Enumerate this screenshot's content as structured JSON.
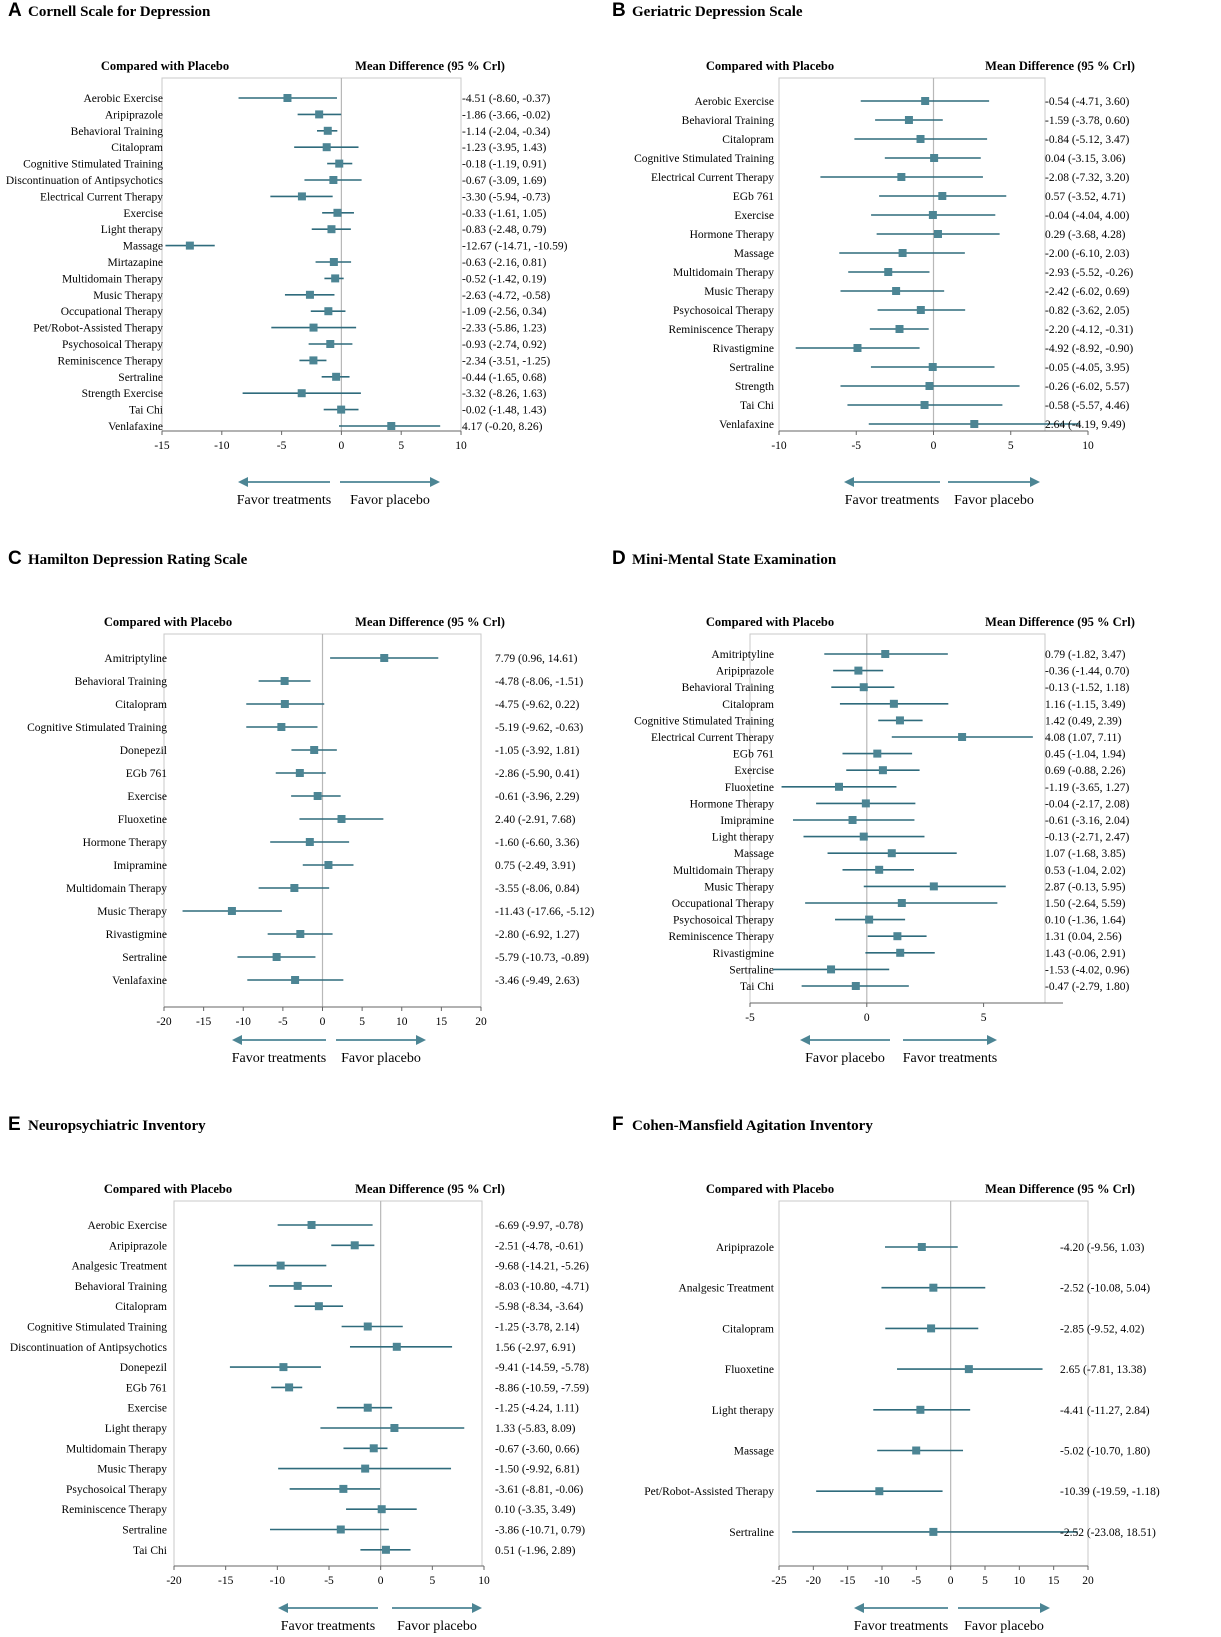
{
  "chart_data": [
    {
      "type": "forest",
      "letter": "A",
      "title": "Cornell Scale for Depression",
      "left_header": "Compared with Placebo",
      "right_header": "Mean Difference (95 % Crl)",
      "xlim": [
        -15,
        10
      ],
      "ticks": [
        "-15",
        "-10",
        "-5",
        "0",
        "5",
        "10"
      ],
      "favor_left": "Favor treatments",
      "favor_right": "Favor placebo",
      "rows": [
        {
          "label": "Aerobic Exercise",
          "mean": -4.51,
          "lo": -8.6,
          "hi": -0.37,
          "text": "-4.51 (-8.60, -0.37)"
        },
        {
          "label": "Aripiprazole",
          "mean": -1.86,
          "lo": -3.66,
          "hi": -0.02,
          "text": "-1.86 (-3.66, -0.02)"
        },
        {
          "label": "Behavioral Training",
          "mean": -1.14,
          "lo": -2.04,
          "hi": -0.34,
          "text": "-1.14 (-2.04, -0.34)"
        },
        {
          "label": "Citalopram",
          "mean": -1.23,
          "lo": -3.95,
          "hi": 1.43,
          "text": "-1.23 (-3.95, 1.43)"
        },
        {
          "label": "Cognitive Stimulated Training",
          "mean": -0.18,
          "lo": -1.19,
          "hi": 0.91,
          "text": "-0.18 (-1.19, 0.91)"
        },
        {
          "label": "Discontinuation of Antipsychotics",
          "mean": -0.67,
          "lo": -3.09,
          "hi": 1.69,
          "text": "-0.67 (-3.09, 1.69)"
        },
        {
          "label": "Electrical Current Therapy",
          "mean": -3.3,
          "lo": -5.94,
          "hi": -0.73,
          "text": "-3.30 (-5.94, -0.73)"
        },
        {
          "label": "Exercise",
          "mean": -0.33,
          "lo": -1.61,
          "hi": 1.05,
          "text": "-0.33 (-1.61, 1.05)"
        },
        {
          "label": "Light therapy",
          "mean": -0.83,
          "lo": -2.48,
          "hi": 0.79,
          "text": "-0.83 (-2.48, 0.79)"
        },
        {
          "label": "Massage",
          "mean": -12.67,
          "lo": -14.71,
          "hi": -10.59,
          "text": "-12.67 (-14.71, -10.59)"
        },
        {
          "label": "Mirtazapine",
          "mean": -0.63,
          "lo": -2.16,
          "hi": 0.81,
          "text": "-0.63 (-2.16, 0.81)"
        },
        {
          "label": "Multidomain Therapy",
          "mean": -0.52,
          "lo": -1.42,
          "hi": 0.19,
          "text": "-0.52 (-1.42, 0.19)"
        },
        {
          "label": "Music Therapy",
          "mean": -2.63,
          "lo": -4.72,
          "hi": -0.58,
          "text": "-2.63 (-4.72, -0.58)"
        },
        {
          "label": "Occupational Therapy",
          "mean": -1.09,
          "lo": -2.56,
          "hi": 0.34,
          "text": "-1.09 (-2.56, 0.34)"
        },
        {
          "label": "Pet/Robot-Assisted Therapy",
          "mean": -2.33,
          "lo": -5.86,
          "hi": 1.23,
          "text": "-2.33 (-5.86, 1.23)"
        },
        {
          "label": "Psychosoical Therapy",
          "mean": -0.93,
          "lo": -2.74,
          "hi": 0.92,
          "text": "-0.93 (-2.74, 0.92)"
        },
        {
          "label": "Reminiscence Therapy",
          "mean": -2.34,
          "lo": -3.51,
          "hi": -1.25,
          "text": "-2.34 (-3.51, -1.25)"
        },
        {
          "label": "Sertraline",
          "mean": -0.44,
          "lo": -1.65,
          "hi": 0.68,
          "text": "-0.44 (-1.65, 0.68)"
        },
        {
          "label": "Strength Exercise",
          "mean": -3.32,
          "lo": -8.26,
          "hi": 1.63,
          "text": "-3.32 (-8.26, 1.63)"
        },
        {
          "label": "Tai Chi",
          "mean": -0.02,
          "lo": -1.48,
          "hi": 1.43,
          "text": "-0.02 (-1.48, 1.43)"
        },
        {
          "label": "Venlafaxine",
          "mean": 4.17,
          "lo": -0.2,
          "hi": 8.26,
          "text": "4.17 (-0.20, 8.26)"
        }
      ]
    },
    {
      "type": "forest",
      "letter": "B",
      "title": "Geriatric Depression Scale",
      "left_header": "Compared with Placebo",
      "right_header": "Mean Difference (95 % Crl)",
      "xlim": [
        -10,
        10
      ],
      "ticks": [
        "-10",
        "-5",
        "0",
        "5",
        "10"
      ],
      "favor_left": "Favor treatments",
      "favor_right": "Favor placebo",
      "rows": [
        {
          "label": "Aerobic Exercise",
          "mean": -0.54,
          "lo": -4.71,
          "hi": 3.6,
          "text": "-0.54 (-4.71, 3.60)"
        },
        {
          "label": "Behavioral Training",
          "mean": -1.59,
          "lo": -3.78,
          "hi": 0.6,
          "text": "-1.59 (-3.78, 0.60)"
        },
        {
          "label": "Citalopram",
          "mean": -0.84,
          "lo": -5.12,
          "hi": 3.47,
          "text": "-0.84 (-5.12, 3.47)"
        },
        {
          "label": "Cognitive Stimulated Training",
          "mean": 0.04,
          "lo": -3.15,
          "hi": 3.06,
          "text": "0.04 (-3.15, 3.06)"
        },
        {
          "label": "Electrical Current Therapy",
          "mean": -2.08,
          "lo": -7.32,
          "hi": 3.2,
          "text": "-2.08 (-7.32, 3.20)"
        },
        {
          "label": "EGb 761",
          "mean": 0.57,
          "lo": -3.52,
          "hi": 4.71,
          "text": "0.57 (-3.52, 4.71)"
        },
        {
          "label": "Exercise",
          "mean": -0.04,
          "lo": -4.04,
          "hi": 4.0,
          "text": "-0.04 (-4.04, 4.00)"
        },
        {
          "label": "Hormone Therapy",
          "mean": 0.29,
          "lo": -3.68,
          "hi": 4.28,
          "text": "0.29 (-3.68, 4.28)"
        },
        {
          "label": "Massage",
          "mean": -2.0,
          "lo": -6.1,
          "hi": 2.03,
          "text": "-2.00 (-6.10, 2.03)"
        },
        {
          "label": "Multidomain Therapy",
          "mean": -2.93,
          "lo": -5.52,
          "hi": -0.26,
          "text": "-2.93 (-5.52, -0.26)"
        },
        {
          "label": "Music Therapy",
          "mean": -2.42,
          "lo": -6.02,
          "hi": 0.69,
          "text": "-2.42 (-6.02, 0.69)"
        },
        {
          "label": "Psychosoical Therapy",
          "mean": -0.82,
          "lo": -3.62,
          "hi": 2.05,
          "text": "-0.82 (-3.62, 2.05)"
        },
        {
          "label": "Reminiscence Therapy",
          "mean": -2.2,
          "lo": -4.12,
          "hi": -0.31,
          "text": "-2.20 (-4.12, -0.31)"
        },
        {
          "label": "Rivastigmine",
          "mean": -4.92,
          "lo": -8.92,
          "hi": -0.9,
          "text": "-4.92 (-8.92, -0.90)"
        },
        {
          "label": "Sertraline",
          "mean": -0.05,
          "lo": -4.05,
          "hi": 3.95,
          "text": "-0.05 (-4.05, 3.95)"
        },
        {
          "label": "Strength",
          "mean": -0.26,
          "lo": -6.02,
          "hi": 5.57,
          "text": "-0.26 (-6.02, 5.57)"
        },
        {
          "label": "Tai Chi",
          "mean": -0.58,
          "lo": -5.57,
          "hi": 4.46,
          "text": "-0.58 (-5.57, 4.46)"
        },
        {
          "label": "Venlafaxine",
          "mean": 2.64,
          "lo": -4.19,
          "hi": 9.49,
          "text": "2.64 (-4.19, 9.49)"
        }
      ]
    },
    {
      "type": "forest",
      "letter": "C",
      "title": "Hamilton Depression Rating Scale",
      "left_header": "Compared with Placebo",
      "right_header": "Mean Difference (95 % Crl)",
      "xlim": [
        -20,
        20
      ],
      "ticks": [
        "-20",
        "-15",
        "-10",
        "-5",
        "0",
        "5",
        "10",
        "15",
        "20"
      ],
      "favor_left": "Favor treatments",
      "favor_right": "Favor placebo",
      "rows": [
        {
          "label": "Amitriptyline",
          "mean": 7.79,
          "lo": 0.96,
          "hi": 14.61,
          "text": "7.79 (0.96, 14.61)"
        },
        {
          "label": "Behavioral Training",
          "mean": -4.78,
          "lo": -8.06,
          "hi": -1.51,
          "text": "-4.78 (-8.06, -1.51)"
        },
        {
          "label": "Citalopram",
          "mean": -4.75,
          "lo": -9.62,
          "hi": 0.22,
          "text": "-4.75 (-9.62, 0.22)"
        },
        {
          "label": "Cognitive Stimulated Training",
          "mean": -5.19,
          "lo": -9.62,
          "hi": -0.63,
          "text": "-5.19 (-9.62, -0.63)"
        },
        {
          "label": "Donepezil",
          "mean": -1.05,
          "lo": -3.92,
          "hi": 1.81,
          "text": "-1.05 (-3.92, 1.81)"
        },
        {
          "label": "EGb 761",
          "mean": -2.86,
          "lo": -5.9,
          "hi": 0.41,
          "text": "-2.86 (-5.90, 0.41)"
        },
        {
          "label": "Exercise",
          "mean": -0.61,
          "lo": -3.96,
          "hi": 2.29,
          "text": "-0.61 (-3.96, 2.29)"
        },
        {
          "label": "Fluoxetine",
          "mean": 2.4,
          "lo": -2.91,
          "hi": 7.68,
          "text": "2.40 (-2.91, 7.68)"
        },
        {
          "label": "Hormone Therapy",
          "mean": -1.6,
          "lo": -6.6,
          "hi": 3.36,
          "text": "-1.60 (-6.60, 3.36)"
        },
        {
          "label": "Imipramine",
          "mean": 0.75,
          "lo": -2.49,
          "hi": 3.91,
          "text": "0.75 (-2.49, 3.91)"
        },
        {
          "label": "Multidomain Therapy",
          "mean": -3.55,
          "lo": -8.06,
          "hi": 0.84,
          "text": "-3.55 (-8.06, 0.84)"
        },
        {
          "label": "Music Therapy",
          "mean": -11.43,
          "lo": -17.66,
          "hi": -5.12,
          "text": "-11.43 (-17.66, -5.12)"
        },
        {
          "label": "Rivastigmine",
          "mean": -2.8,
          "lo": -6.92,
          "hi": 1.27,
          "text": "-2.80 (-6.92, 1.27)"
        },
        {
          "label": "Sertraline",
          "mean": -5.79,
          "lo": -10.73,
          "hi": -0.89,
          "text": "-5.79 (-10.73, -0.89)"
        },
        {
          "label": "Venlafaxine",
          "mean": -3.46,
          "lo": -9.49,
          "hi": 2.63,
          "text": "-3.46 (-9.49, 2.63)"
        }
      ]
    },
    {
      "type": "forest",
      "letter": "D",
      "title": "Mini-Mental State Examination",
      "left_header": "Compared with Placebo",
      "right_header": "Mean Difference (95 % Crl)",
      "xlim": [
        -5,
        8.4
      ],
      "ticks": [
        "-5",
        "0",
        "5"
      ],
      "tick_values": [
        -5,
        0,
        5
      ],
      "favor_left": "Favor placebo",
      "favor_right": "Favor treatments",
      "rows": [
        {
          "label": "Amitriptyline",
          "mean": 0.79,
          "lo": -1.82,
          "hi": 3.47,
          "text": "0.79 (-1.82, 3.47)"
        },
        {
          "label": "Aripiprazole",
          "mean": -0.36,
          "lo": -1.44,
          "hi": 0.7,
          "text": "-0.36 (-1.44, 0.70)"
        },
        {
          "label": "Behavioral Training",
          "mean": -0.13,
          "lo": -1.52,
          "hi": 1.18,
          "text": "-0.13 (-1.52, 1.18)"
        },
        {
          "label": "Citalopram",
          "mean": 1.16,
          "lo": -1.15,
          "hi": 3.49,
          "text": "1.16 (-1.15, 3.49)"
        },
        {
          "label": "Cognitive Stimulated Training",
          "mean": 1.42,
          "lo": 0.49,
          "hi": 2.39,
          "text": "1.42 (0.49, 2.39)"
        },
        {
          "label": "Electrical Current Therapy",
          "mean": 4.08,
          "lo": 1.07,
          "hi": 7.11,
          "text": "4.08 (1.07, 7.11)"
        },
        {
          "label": "EGb 761",
          "mean": 0.45,
          "lo": -1.04,
          "hi": 1.94,
          "text": "0.45 (-1.04, 1.94)"
        },
        {
          "label": "Exercise",
          "mean": 0.69,
          "lo": -0.88,
          "hi": 2.26,
          "text": "0.69 (-0.88, 2.26)"
        },
        {
          "label": "Fluoxetine",
          "mean": -1.19,
          "lo": -3.65,
          "hi": 1.27,
          "text": "-1.19 (-3.65, 1.27)"
        },
        {
          "label": "Hormone Therapy",
          "mean": -0.04,
          "lo": -2.17,
          "hi": 2.08,
          "text": "-0.04 (-2.17, 2.08)"
        },
        {
          "label": "Imipramine",
          "mean": -0.61,
          "lo": -3.16,
          "hi": 2.04,
          "text": "-0.61 (-3.16, 2.04)"
        },
        {
          "label": "Light therapy",
          "mean": -0.13,
          "lo": -2.71,
          "hi": 2.47,
          "text": "-0.13 (-2.71, 2.47)"
        },
        {
          "label": "Massage",
          "mean": 1.07,
          "lo": -1.68,
          "hi": 3.85,
          "text": "1.07 (-1.68, 3.85)"
        },
        {
          "label": "Multidomain Therapy",
          "mean": 0.53,
          "lo": -1.04,
          "hi": 2.02,
          "text": "0.53 (-1.04, 2.02)"
        },
        {
          "label": "Music Therapy",
          "mean": 2.87,
          "lo": -0.13,
          "hi": 5.95,
          "text": "2.87 (-0.13, 5.95)"
        },
        {
          "label": "Occupational Therapy",
          "mean": 1.5,
          "lo": -2.64,
          "hi": 5.59,
          "text": "1.50 (-2.64, 5.59)"
        },
        {
          "label": "Psychosoical Therapy",
          "mean": 0.1,
          "lo": -1.36,
          "hi": 1.64,
          "text": "0.10 (-1.36, 1.64)"
        },
        {
          "label": "Reminiscence Therapy",
          "mean": 1.31,
          "lo": 0.04,
          "hi": 2.56,
          "text": "1.31 (0.04, 2.56)"
        },
        {
          "label": "Rivastigmine",
          "mean": 1.43,
          "lo": -0.06,
          "hi": 2.91,
          "text": "1.43 (-0.06, 2.91)"
        },
        {
          "label": "Sertraline",
          "mean": -1.53,
          "lo": -4.02,
          "hi": 0.96,
          "text": "-1.53 (-4.02, 0.96)"
        },
        {
          "label": "Tai Chi",
          "mean": -0.47,
          "lo": -2.79,
          "hi": 1.8,
          "text": "-0.47 (-2.79, 1.80)"
        }
      ]
    },
    {
      "type": "forest",
      "letter": "E",
      "title": "Neuropsychiatric Inventory",
      "left_header": "Compared with Placebo",
      "right_header": "Mean Difference (95 % Crl)",
      "xlim": [
        -20,
        10
      ],
      "ticks": [
        "-20",
        "-15",
        "-10",
        "-5",
        "0",
        "5",
        "10"
      ],
      "favor_left": "Favor treatments",
      "favor_right": "Favor placebo",
      "rows": [
        {
          "label": "Aerobic Exercise",
          "mean": -6.69,
          "lo": -9.97,
          "hi": -0.78,
          "text": "-6.69 (-9.97, -0.78)"
        },
        {
          "label": "Aripiprazole",
          "mean": -2.51,
          "lo": -4.78,
          "hi": -0.61,
          "text": "-2.51 (-4.78, -0.61)"
        },
        {
          "label": "Analgesic Treatment",
          "mean": -9.68,
          "lo": -14.21,
          "hi": -5.26,
          "text": "-9.68 (-14.21, -5.26)"
        },
        {
          "label": "Behavioral Training",
          "mean": -8.03,
          "lo": -10.8,
          "hi": -4.71,
          "text": "-8.03 (-10.80, -4.71)"
        },
        {
          "label": "Citalopram",
          "mean": -5.98,
          "lo": -8.34,
          "hi": -3.64,
          "text": "-5.98 (-8.34, -3.64)"
        },
        {
          "label": "Cognitive Stimulated Training",
          "mean": -1.25,
          "lo": -3.78,
          "hi": 2.14,
          "text": "-1.25 (-3.78, 2.14)"
        },
        {
          "label": "Discontinuation of Antipsychotics",
          "mean": 1.56,
          "lo": -2.97,
          "hi": 6.91,
          "text": "1.56 (-2.97, 6.91)"
        },
        {
          "label": "Donepezil",
          "mean": -9.41,
          "lo": -14.59,
          "hi": -5.78,
          "text": "-9.41 (-14.59, -5.78)"
        },
        {
          "label": "EGb 761",
          "mean": -8.86,
          "lo": -10.59,
          "hi": -7.59,
          "text": "-8.86 (-10.59, -7.59)"
        },
        {
          "label": "Exercise",
          "mean": -1.25,
          "lo": -4.24,
          "hi": 1.11,
          "text": "-1.25 (-4.24, 1.11)"
        },
        {
          "label": "Light therapy",
          "mean": 1.33,
          "lo": -5.83,
          "hi": 8.09,
          "text": "1.33 (-5.83, 8.09)"
        },
        {
          "label": "Multidomain Therapy",
          "mean": -0.67,
          "lo": -3.6,
          "hi": 0.66,
          "text": "-0.67 (-3.60, 0.66)"
        },
        {
          "label": "Music Therapy",
          "mean": -1.5,
          "lo": -9.92,
          "hi": 6.81,
          "text": "-1.50 (-9.92, 6.81)"
        },
        {
          "label": "Psychosoical Therapy",
          "mean": -3.61,
          "lo": -8.81,
          "hi": -0.06,
          "text": "-3.61 (-8.81, -0.06)"
        },
        {
          "label": "Reminiscence Therapy",
          "mean": 0.1,
          "lo": -3.35,
          "hi": 3.49,
          "text": "0.10 (-3.35, 3.49)"
        },
        {
          "label": "Sertraline",
          "mean": -3.86,
          "lo": -10.71,
          "hi": 0.79,
          "text": "-3.86 (-10.71, 0.79)"
        },
        {
          "label": "Tai Chi",
          "mean": 0.51,
          "lo": -1.96,
          "hi": 2.89,
          "text": "0.51 (-1.96, 2.89)"
        }
      ]
    },
    {
      "type": "forest",
      "letter": "F",
      "title": "Cohen-Mansfield Agitation Inventory",
      "left_header": "Compared with Placebo",
      "right_header": "Mean Difference (95 % Crl)",
      "xlim": [
        -25,
        20
      ],
      "ticks": [
        "-25",
        "-20",
        "-15",
        "-10",
        "-5",
        "0",
        "5",
        "10",
        "15",
        "20"
      ],
      "favor_left": "Favor treatments",
      "favor_right": "Favor placebo",
      "rows": [
        {
          "label": "Aripiprazole",
          "mean": -4.2,
          "lo": -9.56,
          "hi": 1.03,
          "text": "-4.20 (-9.56, 1.03)"
        },
        {
          "label": "Analgesic Treatment",
          "mean": -2.52,
          "lo": -10.08,
          "hi": 5.04,
          "text": "-2.52 (-10.08, 5.04)"
        },
        {
          "label": "Citalopram",
          "mean": -2.85,
          "lo": -9.52,
          "hi": 4.02,
          "text": "-2.85 (-9.52, 4.02)"
        },
        {
          "label": "Fluoxetine",
          "mean": 2.65,
          "lo": -7.81,
          "hi": 13.38,
          "text": "2.65 (-7.81, 13.38)"
        },
        {
          "label": "Light therapy",
          "mean": -4.41,
          "lo": -11.27,
          "hi": 2.84,
          "text": "-4.41 (-11.27, 2.84)"
        },
        {
          "label": "Massage",
          "mean": -5.02,
          "lo": -10.7,
          "hi": 1.8,
          "text": "-5.02 (-10.70, 1.80)"
        },
        {
          "label": "Pet/Robot-Assisted Therapy",
          "mean": -10.39,
          "lo": -19.59,
          "hi": -1.18,
          "text": "-10.39 (-19.59, -1.18)"
        },
        {
          "label": "Sertraline",
          "mean": -2.52,
          "lo": -23.08,
          "hi": 18.51,
          "text": "-2.52 (-23.08, 18.51)"
        }
      ]
    }
  ]
}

########################################

◆ PROMPT ◆
Read the data above and pull out each line that holds the string "letter".

◆ FINISHED ANSWER ◆
      "letter": "A",
      "letter": "B",
      "letter": "C",
      "letter": "D",
      "letter": "E",
      "letter": "F",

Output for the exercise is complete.